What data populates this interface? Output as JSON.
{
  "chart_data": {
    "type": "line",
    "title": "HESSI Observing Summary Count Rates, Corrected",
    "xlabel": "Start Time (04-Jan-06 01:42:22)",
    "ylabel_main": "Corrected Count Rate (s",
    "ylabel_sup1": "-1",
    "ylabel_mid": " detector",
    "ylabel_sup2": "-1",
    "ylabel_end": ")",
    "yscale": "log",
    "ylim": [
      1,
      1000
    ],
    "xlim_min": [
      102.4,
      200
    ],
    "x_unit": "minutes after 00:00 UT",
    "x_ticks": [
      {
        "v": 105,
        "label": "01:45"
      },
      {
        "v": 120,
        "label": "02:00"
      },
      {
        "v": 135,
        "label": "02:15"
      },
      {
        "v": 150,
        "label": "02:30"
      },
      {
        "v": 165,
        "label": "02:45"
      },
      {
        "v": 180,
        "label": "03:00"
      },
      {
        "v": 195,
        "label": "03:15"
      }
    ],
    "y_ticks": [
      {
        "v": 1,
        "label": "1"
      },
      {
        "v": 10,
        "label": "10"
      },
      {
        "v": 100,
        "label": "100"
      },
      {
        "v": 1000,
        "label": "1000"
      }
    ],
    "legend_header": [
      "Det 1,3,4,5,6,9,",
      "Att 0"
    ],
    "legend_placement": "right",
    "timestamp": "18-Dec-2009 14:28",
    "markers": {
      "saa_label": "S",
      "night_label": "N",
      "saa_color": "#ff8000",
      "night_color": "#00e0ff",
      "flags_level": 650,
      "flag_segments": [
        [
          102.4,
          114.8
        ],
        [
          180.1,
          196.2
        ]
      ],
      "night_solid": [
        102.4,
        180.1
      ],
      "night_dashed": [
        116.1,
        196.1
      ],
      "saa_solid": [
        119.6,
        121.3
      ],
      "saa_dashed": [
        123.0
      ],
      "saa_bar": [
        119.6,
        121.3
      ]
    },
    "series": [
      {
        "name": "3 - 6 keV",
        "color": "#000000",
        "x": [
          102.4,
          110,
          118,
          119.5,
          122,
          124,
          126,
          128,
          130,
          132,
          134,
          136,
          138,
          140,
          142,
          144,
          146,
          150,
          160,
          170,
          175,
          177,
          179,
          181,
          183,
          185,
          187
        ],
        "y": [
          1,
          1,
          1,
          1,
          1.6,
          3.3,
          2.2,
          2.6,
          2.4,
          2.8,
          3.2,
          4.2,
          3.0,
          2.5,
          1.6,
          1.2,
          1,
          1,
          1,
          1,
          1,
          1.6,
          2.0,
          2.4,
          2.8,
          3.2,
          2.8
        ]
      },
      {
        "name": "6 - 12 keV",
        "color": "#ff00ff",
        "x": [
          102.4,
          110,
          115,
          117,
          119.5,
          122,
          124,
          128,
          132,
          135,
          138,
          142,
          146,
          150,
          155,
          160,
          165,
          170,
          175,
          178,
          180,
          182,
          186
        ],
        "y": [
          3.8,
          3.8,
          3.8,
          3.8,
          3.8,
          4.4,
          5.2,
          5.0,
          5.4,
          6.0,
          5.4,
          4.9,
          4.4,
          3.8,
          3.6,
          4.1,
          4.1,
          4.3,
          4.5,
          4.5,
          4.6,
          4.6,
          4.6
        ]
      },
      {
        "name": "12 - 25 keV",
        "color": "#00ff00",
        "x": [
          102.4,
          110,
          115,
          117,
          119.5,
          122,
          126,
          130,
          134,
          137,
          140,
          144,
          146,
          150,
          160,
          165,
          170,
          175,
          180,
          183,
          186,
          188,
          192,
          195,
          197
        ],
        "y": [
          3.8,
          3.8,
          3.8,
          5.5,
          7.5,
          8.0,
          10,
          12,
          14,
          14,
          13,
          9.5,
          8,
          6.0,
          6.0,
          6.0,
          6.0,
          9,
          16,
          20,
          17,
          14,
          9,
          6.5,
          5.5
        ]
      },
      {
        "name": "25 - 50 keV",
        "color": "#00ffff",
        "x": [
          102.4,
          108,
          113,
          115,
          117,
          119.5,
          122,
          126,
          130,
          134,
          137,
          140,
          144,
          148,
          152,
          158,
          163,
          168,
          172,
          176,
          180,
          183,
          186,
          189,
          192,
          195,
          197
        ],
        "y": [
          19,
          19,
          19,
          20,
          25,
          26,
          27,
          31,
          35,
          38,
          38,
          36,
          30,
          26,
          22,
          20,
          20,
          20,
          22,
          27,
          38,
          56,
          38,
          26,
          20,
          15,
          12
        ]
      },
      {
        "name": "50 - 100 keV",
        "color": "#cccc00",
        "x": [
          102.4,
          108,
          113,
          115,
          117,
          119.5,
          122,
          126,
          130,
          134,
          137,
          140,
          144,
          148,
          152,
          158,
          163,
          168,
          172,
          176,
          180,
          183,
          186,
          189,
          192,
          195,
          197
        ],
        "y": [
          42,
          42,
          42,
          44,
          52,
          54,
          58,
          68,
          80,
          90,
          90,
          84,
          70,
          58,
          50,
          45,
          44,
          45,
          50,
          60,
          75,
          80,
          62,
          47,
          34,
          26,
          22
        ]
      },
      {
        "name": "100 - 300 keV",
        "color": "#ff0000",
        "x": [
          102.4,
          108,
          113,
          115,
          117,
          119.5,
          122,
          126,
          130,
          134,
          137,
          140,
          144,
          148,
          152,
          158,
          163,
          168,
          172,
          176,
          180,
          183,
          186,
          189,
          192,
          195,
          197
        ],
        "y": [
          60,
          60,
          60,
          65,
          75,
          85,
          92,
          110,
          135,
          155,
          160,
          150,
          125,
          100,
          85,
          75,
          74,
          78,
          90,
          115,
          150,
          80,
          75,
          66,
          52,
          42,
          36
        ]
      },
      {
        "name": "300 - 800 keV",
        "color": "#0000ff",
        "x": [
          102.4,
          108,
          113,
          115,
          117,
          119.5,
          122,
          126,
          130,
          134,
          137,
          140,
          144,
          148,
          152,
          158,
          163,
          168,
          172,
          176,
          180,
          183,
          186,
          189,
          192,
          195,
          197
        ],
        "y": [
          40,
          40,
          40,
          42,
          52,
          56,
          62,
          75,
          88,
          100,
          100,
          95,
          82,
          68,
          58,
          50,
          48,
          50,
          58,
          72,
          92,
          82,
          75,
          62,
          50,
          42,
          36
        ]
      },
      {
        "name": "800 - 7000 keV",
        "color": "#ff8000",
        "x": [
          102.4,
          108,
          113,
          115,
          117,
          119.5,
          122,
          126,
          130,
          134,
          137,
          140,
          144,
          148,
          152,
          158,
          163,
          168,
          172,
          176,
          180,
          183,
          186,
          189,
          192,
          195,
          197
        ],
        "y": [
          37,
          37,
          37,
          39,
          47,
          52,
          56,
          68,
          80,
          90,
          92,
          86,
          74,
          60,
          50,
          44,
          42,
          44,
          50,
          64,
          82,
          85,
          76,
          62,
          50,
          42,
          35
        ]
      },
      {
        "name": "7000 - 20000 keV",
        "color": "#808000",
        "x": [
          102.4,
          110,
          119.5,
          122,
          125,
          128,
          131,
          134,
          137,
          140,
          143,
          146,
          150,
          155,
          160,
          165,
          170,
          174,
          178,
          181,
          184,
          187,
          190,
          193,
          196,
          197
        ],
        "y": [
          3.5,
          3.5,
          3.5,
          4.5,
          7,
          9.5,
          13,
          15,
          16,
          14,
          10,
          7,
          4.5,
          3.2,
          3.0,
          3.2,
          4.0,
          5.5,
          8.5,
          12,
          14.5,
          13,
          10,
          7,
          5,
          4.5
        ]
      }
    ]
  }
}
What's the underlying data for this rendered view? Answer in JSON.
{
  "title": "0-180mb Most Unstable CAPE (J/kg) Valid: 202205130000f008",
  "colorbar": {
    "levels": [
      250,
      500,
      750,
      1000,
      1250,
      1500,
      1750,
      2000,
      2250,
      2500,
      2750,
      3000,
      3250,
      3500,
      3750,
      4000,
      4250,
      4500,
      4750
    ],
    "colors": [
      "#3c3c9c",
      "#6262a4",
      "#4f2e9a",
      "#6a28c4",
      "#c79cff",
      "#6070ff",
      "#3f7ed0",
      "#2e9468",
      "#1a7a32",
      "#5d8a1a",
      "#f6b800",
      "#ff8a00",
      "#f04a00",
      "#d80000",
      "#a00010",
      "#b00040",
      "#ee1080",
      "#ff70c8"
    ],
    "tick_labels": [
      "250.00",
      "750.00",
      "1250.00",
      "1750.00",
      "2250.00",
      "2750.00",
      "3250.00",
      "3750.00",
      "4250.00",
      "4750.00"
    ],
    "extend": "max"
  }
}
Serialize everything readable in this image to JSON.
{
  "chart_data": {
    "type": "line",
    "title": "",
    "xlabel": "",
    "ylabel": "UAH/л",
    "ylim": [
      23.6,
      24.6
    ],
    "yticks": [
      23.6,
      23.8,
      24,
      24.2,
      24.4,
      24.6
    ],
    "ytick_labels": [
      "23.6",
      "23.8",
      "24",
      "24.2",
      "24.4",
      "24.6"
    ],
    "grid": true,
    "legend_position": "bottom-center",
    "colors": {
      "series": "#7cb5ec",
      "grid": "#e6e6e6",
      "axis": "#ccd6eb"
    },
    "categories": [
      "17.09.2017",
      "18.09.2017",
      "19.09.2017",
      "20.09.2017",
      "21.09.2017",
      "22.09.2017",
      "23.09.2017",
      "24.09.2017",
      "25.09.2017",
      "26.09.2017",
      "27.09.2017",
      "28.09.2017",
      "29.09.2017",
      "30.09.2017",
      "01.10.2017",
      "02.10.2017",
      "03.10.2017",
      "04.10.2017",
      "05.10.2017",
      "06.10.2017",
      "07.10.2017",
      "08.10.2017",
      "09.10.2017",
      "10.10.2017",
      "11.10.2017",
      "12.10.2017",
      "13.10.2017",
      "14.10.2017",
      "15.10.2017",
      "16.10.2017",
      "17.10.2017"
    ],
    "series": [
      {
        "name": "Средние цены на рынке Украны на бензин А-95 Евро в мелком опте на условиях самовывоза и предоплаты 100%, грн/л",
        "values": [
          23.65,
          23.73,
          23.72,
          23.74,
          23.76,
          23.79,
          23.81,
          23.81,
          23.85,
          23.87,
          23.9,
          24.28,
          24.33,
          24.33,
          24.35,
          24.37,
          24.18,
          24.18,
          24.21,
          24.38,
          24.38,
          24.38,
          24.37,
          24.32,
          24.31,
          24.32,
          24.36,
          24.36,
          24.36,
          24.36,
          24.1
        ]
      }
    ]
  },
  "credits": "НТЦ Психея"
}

● ● ● ● ●

Problem to solve:
In the entries above, find each line with the word "JSON" and show it.

Response to this exercise:
What data populates this interface? Output as JSON.
What's the underlying data for this rendered view? Answer in JSON.
Serialize everything readable in this image to JSON.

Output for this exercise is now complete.